### INPUT ROWS ###

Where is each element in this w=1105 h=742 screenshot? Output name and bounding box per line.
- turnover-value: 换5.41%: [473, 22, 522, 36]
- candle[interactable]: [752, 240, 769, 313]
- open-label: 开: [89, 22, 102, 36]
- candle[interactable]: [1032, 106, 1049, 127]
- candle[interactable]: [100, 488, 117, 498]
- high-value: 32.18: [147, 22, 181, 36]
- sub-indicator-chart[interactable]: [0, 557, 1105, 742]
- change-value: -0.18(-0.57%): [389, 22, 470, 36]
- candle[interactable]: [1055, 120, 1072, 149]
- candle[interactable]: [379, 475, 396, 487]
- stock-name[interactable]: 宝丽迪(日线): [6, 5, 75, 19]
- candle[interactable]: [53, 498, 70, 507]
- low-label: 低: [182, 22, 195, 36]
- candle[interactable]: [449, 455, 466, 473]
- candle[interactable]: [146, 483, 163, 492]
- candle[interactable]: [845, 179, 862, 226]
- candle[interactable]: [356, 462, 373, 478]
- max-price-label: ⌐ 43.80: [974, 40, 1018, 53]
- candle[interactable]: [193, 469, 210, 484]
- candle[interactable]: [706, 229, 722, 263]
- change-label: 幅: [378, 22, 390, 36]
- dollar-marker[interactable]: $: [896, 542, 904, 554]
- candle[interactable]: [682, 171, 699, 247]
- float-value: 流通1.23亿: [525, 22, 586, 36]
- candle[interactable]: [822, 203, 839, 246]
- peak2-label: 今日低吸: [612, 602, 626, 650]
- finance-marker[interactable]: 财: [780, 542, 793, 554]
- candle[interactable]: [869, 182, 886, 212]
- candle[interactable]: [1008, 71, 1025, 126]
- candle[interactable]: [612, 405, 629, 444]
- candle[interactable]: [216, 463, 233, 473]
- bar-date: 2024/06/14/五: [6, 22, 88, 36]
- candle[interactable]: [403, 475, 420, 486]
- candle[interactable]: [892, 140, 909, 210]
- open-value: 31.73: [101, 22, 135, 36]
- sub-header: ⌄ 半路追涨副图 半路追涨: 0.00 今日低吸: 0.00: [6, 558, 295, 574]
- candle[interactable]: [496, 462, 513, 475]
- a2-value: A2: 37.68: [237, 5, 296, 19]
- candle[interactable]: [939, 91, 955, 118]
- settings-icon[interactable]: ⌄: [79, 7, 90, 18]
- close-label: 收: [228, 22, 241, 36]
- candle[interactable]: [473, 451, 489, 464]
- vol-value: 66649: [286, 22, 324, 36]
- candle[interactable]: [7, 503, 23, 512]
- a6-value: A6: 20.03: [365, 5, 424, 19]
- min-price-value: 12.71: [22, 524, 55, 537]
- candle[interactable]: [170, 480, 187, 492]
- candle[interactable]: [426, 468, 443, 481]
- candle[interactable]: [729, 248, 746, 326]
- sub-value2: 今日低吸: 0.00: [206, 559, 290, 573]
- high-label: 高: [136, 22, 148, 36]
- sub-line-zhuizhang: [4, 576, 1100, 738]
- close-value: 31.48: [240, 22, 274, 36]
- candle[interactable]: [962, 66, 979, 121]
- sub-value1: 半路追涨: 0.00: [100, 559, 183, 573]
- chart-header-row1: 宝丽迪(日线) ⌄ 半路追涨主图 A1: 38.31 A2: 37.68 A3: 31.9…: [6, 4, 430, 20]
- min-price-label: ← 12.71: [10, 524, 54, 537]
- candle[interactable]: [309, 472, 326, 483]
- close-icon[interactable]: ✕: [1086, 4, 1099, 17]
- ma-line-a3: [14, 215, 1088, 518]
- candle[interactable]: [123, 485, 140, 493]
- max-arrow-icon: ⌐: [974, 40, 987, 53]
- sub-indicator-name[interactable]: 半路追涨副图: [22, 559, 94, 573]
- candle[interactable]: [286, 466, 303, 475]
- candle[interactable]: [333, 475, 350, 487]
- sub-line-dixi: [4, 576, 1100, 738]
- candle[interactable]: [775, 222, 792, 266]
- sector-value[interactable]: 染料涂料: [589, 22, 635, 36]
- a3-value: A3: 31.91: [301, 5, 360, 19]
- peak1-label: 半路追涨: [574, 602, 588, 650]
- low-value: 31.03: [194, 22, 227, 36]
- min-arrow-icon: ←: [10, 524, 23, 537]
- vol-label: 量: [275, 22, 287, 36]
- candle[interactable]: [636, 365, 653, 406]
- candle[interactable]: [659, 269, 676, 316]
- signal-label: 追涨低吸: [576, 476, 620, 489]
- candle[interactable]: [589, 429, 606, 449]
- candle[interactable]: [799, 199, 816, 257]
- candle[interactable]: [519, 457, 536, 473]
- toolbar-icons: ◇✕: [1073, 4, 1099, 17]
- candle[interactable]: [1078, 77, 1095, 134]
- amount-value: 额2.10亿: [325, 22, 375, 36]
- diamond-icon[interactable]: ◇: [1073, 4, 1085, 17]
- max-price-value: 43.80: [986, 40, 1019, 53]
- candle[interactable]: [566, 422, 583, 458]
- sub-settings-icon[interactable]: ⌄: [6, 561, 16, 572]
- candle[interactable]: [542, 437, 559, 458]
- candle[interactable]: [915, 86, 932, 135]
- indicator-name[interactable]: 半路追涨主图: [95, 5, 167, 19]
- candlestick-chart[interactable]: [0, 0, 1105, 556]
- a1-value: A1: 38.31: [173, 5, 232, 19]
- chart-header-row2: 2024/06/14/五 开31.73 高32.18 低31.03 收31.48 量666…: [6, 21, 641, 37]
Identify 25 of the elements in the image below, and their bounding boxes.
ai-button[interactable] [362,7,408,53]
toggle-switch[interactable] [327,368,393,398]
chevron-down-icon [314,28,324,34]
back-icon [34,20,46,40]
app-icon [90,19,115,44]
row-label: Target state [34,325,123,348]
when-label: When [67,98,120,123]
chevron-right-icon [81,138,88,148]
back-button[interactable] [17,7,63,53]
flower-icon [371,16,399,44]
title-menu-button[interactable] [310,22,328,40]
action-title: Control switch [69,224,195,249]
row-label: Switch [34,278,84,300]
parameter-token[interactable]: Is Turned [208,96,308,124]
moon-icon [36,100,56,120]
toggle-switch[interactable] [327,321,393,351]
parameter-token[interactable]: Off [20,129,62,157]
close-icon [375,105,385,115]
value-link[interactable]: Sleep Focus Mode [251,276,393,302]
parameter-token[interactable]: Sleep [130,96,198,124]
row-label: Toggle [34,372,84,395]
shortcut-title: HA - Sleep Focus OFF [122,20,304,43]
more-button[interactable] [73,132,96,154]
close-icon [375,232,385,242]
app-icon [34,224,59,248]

###
### INPUT ROWS ###

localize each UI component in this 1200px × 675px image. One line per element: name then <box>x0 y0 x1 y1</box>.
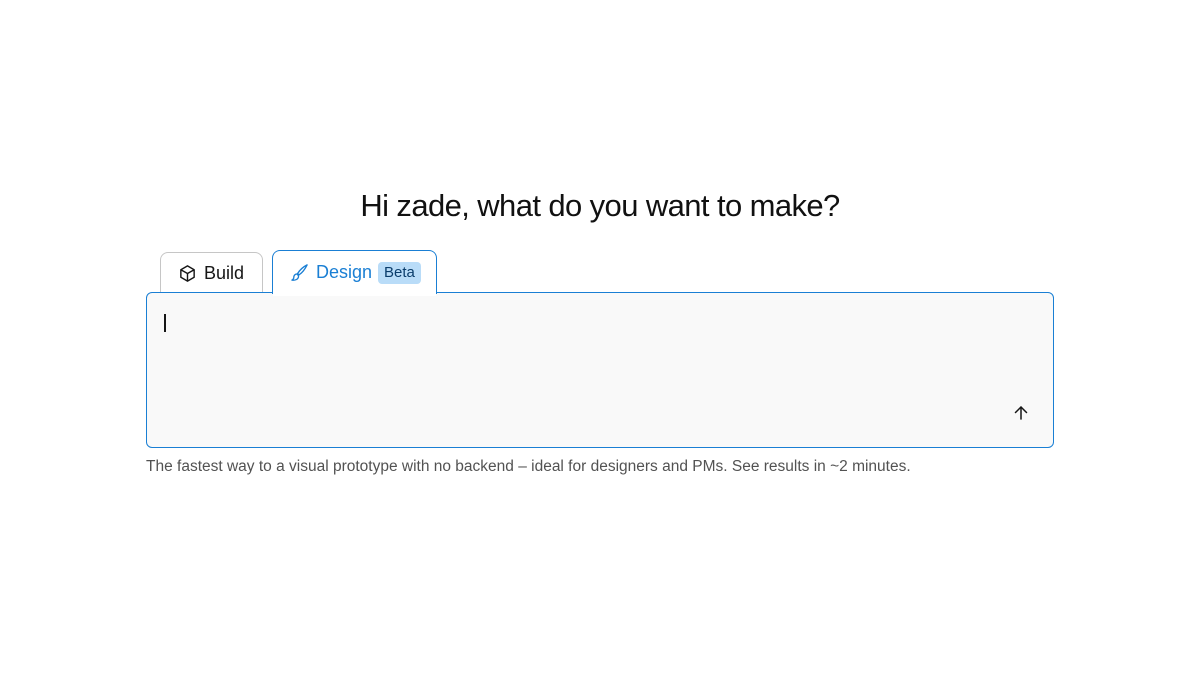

###

TASK GOAL >>
Write out the stretch of items from the line that contains "Identify 25 of" through the line that contains "close-icon [375,232,385,242]", keeping every line exactly the same.

TASK ANSWER >>
Identify 25 of the elements in the image below, and their bounding boxes.
ai-button[interactable] [362,7,408,53]
toggle-switch[interactable] [327,368,393,398]
chevron-down-icon [314,28,324,34]
back-icon [34,20,46,40]
app-icon [90,19,115,44]
row-label: Target state [34,325,123,348]
when-label: When [67,98,120,123]
chevron-right-icon [81,138,88,148]
back-button[interactable] [17,7,63,53]
flower-icon [371,16,399,44]
title-menu-button[interactable] [310,22,328,40]
action-title: Control switch [69,224,195,249]
row-label: Switch [34,278,84,300]
parameter-token[interactable]: Is Turned [208,96,308,124]
moon-icon [36,100,56,120]
toggle-switch[interactable] [327,321,393,351]
parameter-token[interactable]: Off [20,129,62,157]
close-icon [375,105,385,115]
value-link[interactable]: Sleep Focus Mode [251,276,393,302]
parameter-token[interactable]: Sleep [130,96,198,124]
row-label: Toggle [34,372,84,395]
shortcut-title: HA - Sleep Focus OFF [122,20,304,43]
more-button[interactable] [73,132,96,154]
close-icon [375,232,385,242]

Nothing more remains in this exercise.